- What is being asked
From the records below, copy every line that contains the word "content".
----
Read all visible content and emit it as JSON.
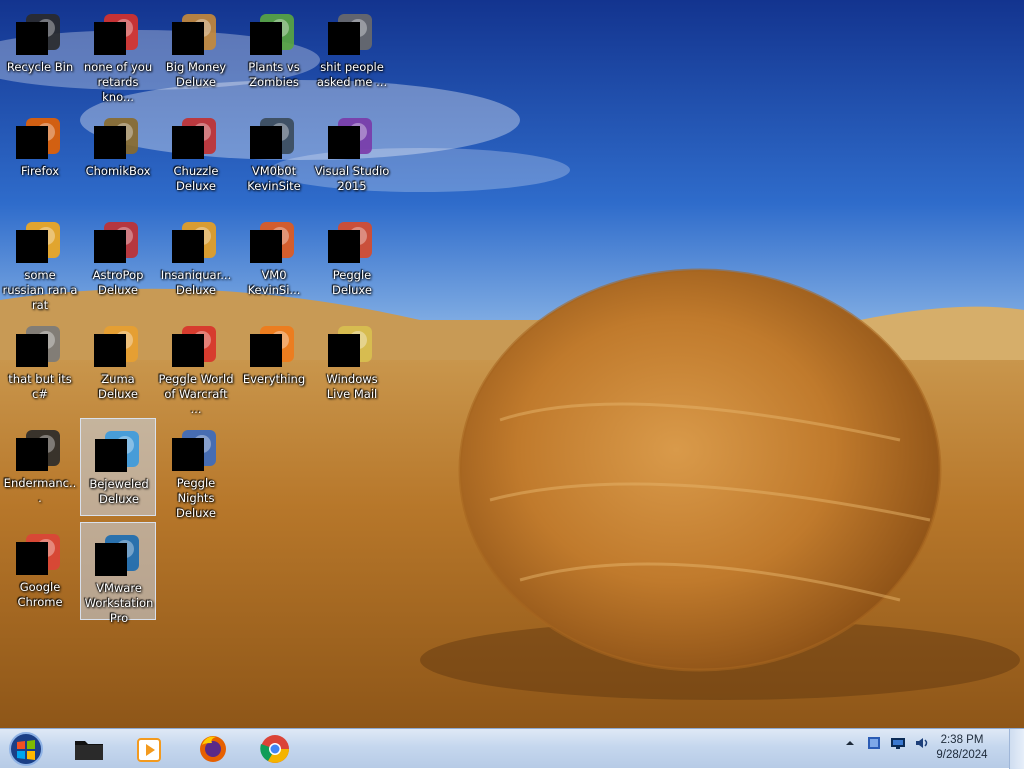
{
  "desktop": {
    "icons": [
      {
        "label": "Recycle Bin",
        "selected": false
      },
      {
        "label": "none of you retards kno...",
        "selected": false
      },
      {
        "label": "Big Money Deluxe",
        "selected": false
      },
      {
        "label": "Plants vs Zombies",
        "selected": false
      },
      {
        "label": "shit people asked me ...",
        "selected": false
      },
      {
        "label": "Firefox",
        "selected": false
      },
      {
        "label": "ChomikBox",
        "selected": false
      },
      {
        "label": "Chuzzle Deluxe",
        "selected": false
      },
      {
        "label": "VM0b0t KevinSite",
        "selected": false
      },
      {
        "label": "Visual Studio 2015",
        "selected": false
      },
      {
        "label": "some russian ran a rat",
        "selected": false
      },
      {
        "label": "AstroPop Deluxe",
        "selected": false
      },
      {
        "label": "Insaniquar... Deluxe",
        "selected": false
      },
      {
        "label": "VM0 KevinSi...",
        "selected": false
      },
      {
        "label": "Peggle Deluxe",
        "selected": false
      },
      {
        "label": "that but its c#",
        "selected": false
      },
      {
        "label": "Zuma Deluxe",
        "selected": false
      },
      {
        "label": "Peggle World of Warcraft ...",
        "selected": false
      },
      {
        "label": "Everything",
        "selected": false
      },
      {
        "label": "Windows Live Mail",
        "selected": false
      },
      {
        "label": "Endermanc...",
        "selected": false
      },
      {
        "label": "Bejeweled Deluxe",
        "selected": true
      },
      {
        "label": "Peggle Nights Deluxe",
        "selected": false
      },
      {
        "label": "Google Chrome",
        "selected": false
      },
      {
        "label": "VMware Workstation Pro",
        "selected": true
      }
    ]
  },
  "taskbar": {
    "pinned": [
      "file-explorer-icon",
      "media-player-icon",
      "firefox-icon",
      "chrome-icon"
    ],
    "tray": [
      "show-hidden-icons",
      "action-center-icon",
      "network-icon",
      "volume-icon"
    ],
    "clock": {
      "time": "2:38 PM",
      "date": "9/28/2024"
    }
  },
  "colors": {
    "taskbar": "#c5d7ee",
    "selection": "#c8d7eb"
  }
}
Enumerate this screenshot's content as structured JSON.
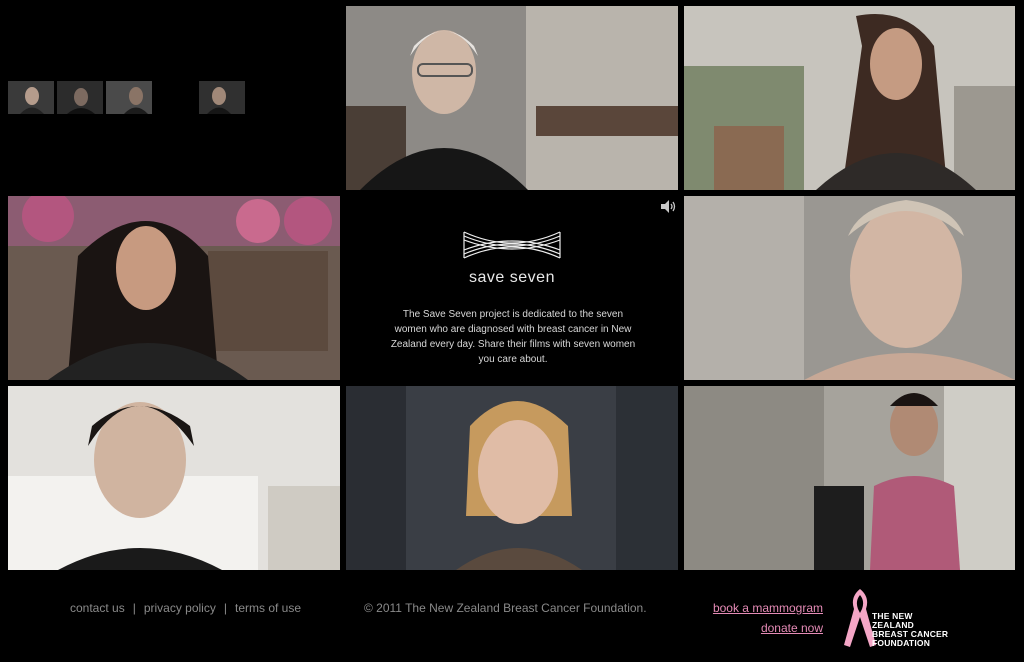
{
  "colors": {
    "background": "#000000",
    "link_pink": "#e58bb6",
    "footer_gray": "#8a8a8a",
    "ribbon_pink": "#f4a6c6"
  },
  "icons": {
    "sound": "speaker-volume-icon",
    "logo": "save-seven-ribbon-logo",
    "foundation": "pink-ribbon-icon"
  },
  "hero": {
    "brand": "save seven",
    "description": "The Save Seven project is dedicated to the seven women who are diagnosed with breast cancer in New Zealand every day. Share their films with seven women you care about."
  },
  "footer": {
    "links": [
      "contact us",
      "privacy policy",
      "terms of use"
    ],
    "separator": "|",
    "copyright": "© 2011 The New Zealand Breast Cancer Foundation.",
    "book_mammogram": "book a mammogram",
    "donate_now": "donate now",
    "foundation_name": [
      "THE NEW ZEALAND",
      "BREAST CANCER",
      "FOUNDATION"
    ]
  }
}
----
- Response for this exercise
Read all visible content and emit it as JSON.
Enumerate this screenshot's content as structured JSON.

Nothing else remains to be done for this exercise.